Dataset records
++++++

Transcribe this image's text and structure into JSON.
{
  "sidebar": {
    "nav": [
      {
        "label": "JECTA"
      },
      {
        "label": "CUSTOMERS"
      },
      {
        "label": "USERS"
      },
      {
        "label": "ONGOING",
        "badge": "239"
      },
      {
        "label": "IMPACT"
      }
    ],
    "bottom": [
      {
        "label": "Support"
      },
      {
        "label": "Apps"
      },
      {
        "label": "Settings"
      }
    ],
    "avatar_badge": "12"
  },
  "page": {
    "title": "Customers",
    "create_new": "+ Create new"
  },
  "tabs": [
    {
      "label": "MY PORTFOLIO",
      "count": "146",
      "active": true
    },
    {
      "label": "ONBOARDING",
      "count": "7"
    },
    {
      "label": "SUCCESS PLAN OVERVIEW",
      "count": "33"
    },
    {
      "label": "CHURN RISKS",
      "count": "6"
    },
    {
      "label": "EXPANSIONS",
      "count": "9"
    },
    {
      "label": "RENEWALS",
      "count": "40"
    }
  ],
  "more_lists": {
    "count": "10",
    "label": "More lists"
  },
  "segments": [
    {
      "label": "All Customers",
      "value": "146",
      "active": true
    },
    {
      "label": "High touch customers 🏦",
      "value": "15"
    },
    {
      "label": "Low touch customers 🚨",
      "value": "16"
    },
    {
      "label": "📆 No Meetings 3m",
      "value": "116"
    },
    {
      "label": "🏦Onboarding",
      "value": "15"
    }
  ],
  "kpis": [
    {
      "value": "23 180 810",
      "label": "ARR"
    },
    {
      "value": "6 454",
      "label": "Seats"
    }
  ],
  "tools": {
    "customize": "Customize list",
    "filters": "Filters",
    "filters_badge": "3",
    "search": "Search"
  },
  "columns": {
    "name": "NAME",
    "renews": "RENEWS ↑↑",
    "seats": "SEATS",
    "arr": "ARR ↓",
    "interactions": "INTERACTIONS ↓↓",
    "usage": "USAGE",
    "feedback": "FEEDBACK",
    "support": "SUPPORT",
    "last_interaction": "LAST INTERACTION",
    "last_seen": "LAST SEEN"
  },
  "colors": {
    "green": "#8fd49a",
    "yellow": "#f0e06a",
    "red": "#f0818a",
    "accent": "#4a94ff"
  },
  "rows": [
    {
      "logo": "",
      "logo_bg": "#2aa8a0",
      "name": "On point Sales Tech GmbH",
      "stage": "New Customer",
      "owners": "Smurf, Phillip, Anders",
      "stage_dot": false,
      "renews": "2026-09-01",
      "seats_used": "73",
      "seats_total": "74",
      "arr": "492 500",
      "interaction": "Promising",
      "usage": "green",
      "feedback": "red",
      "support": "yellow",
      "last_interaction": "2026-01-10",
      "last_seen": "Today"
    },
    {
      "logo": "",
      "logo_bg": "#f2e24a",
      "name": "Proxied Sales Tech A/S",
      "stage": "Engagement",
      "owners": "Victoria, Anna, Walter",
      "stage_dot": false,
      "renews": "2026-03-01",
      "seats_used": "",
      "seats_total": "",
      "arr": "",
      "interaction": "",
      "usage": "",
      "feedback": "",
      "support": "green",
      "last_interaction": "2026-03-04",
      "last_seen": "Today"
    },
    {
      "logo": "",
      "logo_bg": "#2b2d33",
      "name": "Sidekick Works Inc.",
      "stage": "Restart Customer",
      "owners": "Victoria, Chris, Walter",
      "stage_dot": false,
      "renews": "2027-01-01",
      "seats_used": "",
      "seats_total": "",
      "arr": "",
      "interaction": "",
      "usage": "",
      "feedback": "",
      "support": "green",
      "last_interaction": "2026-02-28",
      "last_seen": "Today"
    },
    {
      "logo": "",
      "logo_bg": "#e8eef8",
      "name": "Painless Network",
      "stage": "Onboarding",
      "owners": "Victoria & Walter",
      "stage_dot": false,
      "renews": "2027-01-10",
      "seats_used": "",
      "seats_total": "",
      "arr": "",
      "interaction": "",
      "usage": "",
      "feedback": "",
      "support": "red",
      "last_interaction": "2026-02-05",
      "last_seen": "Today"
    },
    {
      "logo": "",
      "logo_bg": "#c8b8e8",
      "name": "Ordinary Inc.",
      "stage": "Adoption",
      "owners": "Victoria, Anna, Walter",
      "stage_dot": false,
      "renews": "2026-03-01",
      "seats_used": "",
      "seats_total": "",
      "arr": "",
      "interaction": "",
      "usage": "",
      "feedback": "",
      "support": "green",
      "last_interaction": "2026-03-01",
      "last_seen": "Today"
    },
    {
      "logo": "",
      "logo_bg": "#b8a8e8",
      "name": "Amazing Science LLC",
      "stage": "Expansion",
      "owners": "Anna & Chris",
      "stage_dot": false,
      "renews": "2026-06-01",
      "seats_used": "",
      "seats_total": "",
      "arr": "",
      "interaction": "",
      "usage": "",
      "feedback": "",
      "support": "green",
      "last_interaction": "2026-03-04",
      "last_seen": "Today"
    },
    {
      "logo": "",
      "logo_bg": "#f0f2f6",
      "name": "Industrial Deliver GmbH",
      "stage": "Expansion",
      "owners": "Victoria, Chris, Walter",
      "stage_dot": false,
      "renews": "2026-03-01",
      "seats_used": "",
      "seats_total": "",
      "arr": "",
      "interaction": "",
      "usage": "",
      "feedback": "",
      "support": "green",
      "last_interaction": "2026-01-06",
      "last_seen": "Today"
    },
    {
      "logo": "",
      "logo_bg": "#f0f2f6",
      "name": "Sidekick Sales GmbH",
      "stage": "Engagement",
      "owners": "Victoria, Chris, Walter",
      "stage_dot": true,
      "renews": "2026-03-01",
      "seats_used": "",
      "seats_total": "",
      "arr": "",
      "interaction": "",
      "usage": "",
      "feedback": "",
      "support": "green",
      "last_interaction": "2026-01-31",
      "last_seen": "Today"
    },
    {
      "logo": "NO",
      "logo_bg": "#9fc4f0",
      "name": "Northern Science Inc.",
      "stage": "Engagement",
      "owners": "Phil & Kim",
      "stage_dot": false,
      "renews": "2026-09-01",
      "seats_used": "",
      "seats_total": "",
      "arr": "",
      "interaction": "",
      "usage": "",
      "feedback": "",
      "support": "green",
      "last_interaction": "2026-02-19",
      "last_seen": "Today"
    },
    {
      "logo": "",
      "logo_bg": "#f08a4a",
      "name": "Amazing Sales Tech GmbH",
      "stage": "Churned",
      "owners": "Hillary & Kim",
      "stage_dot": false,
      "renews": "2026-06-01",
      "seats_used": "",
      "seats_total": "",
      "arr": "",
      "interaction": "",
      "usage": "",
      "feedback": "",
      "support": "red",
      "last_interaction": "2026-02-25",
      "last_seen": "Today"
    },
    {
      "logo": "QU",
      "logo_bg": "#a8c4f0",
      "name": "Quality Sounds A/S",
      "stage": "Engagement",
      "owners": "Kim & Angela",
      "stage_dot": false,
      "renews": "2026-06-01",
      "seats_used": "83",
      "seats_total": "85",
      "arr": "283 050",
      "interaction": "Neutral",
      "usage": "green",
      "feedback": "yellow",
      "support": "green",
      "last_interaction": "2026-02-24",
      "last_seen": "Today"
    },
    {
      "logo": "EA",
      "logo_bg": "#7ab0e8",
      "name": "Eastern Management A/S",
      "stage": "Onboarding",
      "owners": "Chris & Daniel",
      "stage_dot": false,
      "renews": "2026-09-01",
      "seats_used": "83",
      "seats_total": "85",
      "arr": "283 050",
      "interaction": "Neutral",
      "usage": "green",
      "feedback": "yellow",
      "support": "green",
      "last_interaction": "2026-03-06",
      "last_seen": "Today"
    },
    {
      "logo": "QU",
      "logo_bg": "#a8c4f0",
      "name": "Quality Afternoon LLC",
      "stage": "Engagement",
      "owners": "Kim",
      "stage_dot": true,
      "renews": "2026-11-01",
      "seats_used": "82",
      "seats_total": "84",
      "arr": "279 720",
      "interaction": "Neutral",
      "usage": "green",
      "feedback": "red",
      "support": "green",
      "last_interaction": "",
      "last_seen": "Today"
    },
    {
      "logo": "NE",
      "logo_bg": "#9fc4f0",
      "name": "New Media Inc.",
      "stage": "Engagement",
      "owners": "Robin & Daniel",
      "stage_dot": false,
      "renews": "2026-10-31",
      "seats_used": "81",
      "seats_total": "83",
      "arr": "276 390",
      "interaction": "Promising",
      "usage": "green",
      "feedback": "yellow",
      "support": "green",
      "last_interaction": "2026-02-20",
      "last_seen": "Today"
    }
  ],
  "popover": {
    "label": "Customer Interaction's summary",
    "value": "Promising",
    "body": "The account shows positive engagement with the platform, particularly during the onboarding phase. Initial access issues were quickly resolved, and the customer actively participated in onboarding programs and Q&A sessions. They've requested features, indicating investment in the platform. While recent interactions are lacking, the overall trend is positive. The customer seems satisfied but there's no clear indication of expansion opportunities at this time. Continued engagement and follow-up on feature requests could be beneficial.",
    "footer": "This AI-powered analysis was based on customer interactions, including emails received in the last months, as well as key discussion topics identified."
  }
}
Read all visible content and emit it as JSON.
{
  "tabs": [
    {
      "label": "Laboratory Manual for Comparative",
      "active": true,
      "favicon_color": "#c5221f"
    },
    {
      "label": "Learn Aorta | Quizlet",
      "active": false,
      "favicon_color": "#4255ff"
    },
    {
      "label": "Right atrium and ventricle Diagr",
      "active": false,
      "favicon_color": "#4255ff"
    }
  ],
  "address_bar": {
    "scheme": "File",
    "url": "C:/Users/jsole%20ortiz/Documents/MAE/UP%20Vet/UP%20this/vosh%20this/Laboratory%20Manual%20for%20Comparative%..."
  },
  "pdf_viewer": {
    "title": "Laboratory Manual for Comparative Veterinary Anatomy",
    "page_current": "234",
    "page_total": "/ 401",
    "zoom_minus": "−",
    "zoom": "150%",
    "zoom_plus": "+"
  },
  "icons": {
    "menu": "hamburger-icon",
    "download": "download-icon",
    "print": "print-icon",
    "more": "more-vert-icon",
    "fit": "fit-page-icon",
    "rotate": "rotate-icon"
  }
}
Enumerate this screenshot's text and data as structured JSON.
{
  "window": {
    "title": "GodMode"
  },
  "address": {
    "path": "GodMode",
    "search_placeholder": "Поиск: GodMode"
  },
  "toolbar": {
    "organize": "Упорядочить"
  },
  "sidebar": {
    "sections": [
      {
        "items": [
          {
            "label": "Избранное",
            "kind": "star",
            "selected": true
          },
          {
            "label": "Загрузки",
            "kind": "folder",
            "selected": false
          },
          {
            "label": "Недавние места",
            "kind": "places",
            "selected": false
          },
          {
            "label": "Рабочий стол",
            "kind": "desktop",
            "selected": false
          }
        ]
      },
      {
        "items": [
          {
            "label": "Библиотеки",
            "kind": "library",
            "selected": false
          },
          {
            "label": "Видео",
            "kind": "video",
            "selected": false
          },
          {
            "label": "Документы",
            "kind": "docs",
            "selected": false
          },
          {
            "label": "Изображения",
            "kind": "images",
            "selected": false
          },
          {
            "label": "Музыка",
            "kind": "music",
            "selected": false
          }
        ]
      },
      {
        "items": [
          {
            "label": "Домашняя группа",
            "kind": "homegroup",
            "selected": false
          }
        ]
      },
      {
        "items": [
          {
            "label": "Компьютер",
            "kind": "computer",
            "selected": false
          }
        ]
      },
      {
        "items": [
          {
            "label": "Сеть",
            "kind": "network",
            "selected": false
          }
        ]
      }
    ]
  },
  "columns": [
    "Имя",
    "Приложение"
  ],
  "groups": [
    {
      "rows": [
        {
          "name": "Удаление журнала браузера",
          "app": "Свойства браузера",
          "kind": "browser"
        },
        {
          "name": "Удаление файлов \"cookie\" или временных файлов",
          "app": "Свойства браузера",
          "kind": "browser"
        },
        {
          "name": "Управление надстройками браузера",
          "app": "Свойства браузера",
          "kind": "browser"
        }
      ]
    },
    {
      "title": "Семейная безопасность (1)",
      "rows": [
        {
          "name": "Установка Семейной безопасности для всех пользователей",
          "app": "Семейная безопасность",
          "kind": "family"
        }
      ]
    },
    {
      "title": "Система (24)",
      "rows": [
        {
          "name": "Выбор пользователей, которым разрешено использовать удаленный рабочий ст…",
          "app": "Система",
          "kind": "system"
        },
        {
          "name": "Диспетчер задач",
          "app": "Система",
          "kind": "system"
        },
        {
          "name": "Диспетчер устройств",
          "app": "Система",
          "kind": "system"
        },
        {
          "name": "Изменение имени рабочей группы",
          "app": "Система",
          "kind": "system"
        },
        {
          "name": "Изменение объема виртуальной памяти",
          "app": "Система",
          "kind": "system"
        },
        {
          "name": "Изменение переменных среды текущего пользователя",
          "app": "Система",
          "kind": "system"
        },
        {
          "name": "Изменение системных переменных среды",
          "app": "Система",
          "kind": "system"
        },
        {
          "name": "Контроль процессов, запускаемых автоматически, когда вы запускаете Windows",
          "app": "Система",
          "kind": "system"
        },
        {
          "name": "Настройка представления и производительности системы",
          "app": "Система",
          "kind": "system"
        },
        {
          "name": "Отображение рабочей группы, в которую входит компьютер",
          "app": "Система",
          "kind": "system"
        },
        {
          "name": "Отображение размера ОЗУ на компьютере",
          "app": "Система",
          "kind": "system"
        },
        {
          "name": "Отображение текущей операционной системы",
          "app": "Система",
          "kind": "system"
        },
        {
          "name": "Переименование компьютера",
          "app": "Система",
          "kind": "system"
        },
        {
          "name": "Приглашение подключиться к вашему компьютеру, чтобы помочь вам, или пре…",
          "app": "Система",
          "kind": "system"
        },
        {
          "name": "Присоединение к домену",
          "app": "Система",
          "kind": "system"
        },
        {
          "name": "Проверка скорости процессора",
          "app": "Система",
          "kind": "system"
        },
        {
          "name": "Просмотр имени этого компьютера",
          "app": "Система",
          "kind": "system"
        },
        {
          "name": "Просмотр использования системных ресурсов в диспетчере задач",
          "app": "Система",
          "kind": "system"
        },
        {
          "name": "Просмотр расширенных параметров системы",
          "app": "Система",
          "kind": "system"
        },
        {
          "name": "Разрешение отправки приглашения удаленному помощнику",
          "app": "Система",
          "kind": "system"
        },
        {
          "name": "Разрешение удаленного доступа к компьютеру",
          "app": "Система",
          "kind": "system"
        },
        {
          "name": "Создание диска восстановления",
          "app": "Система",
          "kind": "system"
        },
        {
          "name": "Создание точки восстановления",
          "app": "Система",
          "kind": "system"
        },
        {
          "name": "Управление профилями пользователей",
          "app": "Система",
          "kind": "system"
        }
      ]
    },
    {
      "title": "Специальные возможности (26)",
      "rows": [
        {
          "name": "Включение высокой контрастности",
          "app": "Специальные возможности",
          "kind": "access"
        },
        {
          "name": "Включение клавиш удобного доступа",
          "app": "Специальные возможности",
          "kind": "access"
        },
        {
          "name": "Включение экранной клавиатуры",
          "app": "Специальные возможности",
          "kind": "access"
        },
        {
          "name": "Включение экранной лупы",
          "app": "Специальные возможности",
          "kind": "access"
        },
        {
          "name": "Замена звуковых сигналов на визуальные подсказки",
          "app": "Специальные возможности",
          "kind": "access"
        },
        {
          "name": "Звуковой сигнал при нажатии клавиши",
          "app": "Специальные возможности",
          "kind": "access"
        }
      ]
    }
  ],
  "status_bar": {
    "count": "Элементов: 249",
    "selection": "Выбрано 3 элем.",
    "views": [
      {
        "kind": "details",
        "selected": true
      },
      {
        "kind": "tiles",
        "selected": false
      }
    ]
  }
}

++++++

**GIVEN INSTRUCTION:**
Look through the entries and find each line that has the string "Amazing". Copy those lines.

**FINISHED EXERCISE:**
      "name": "Amazing Science LLC",
      "name": "Amazing Sales Tech GmbH",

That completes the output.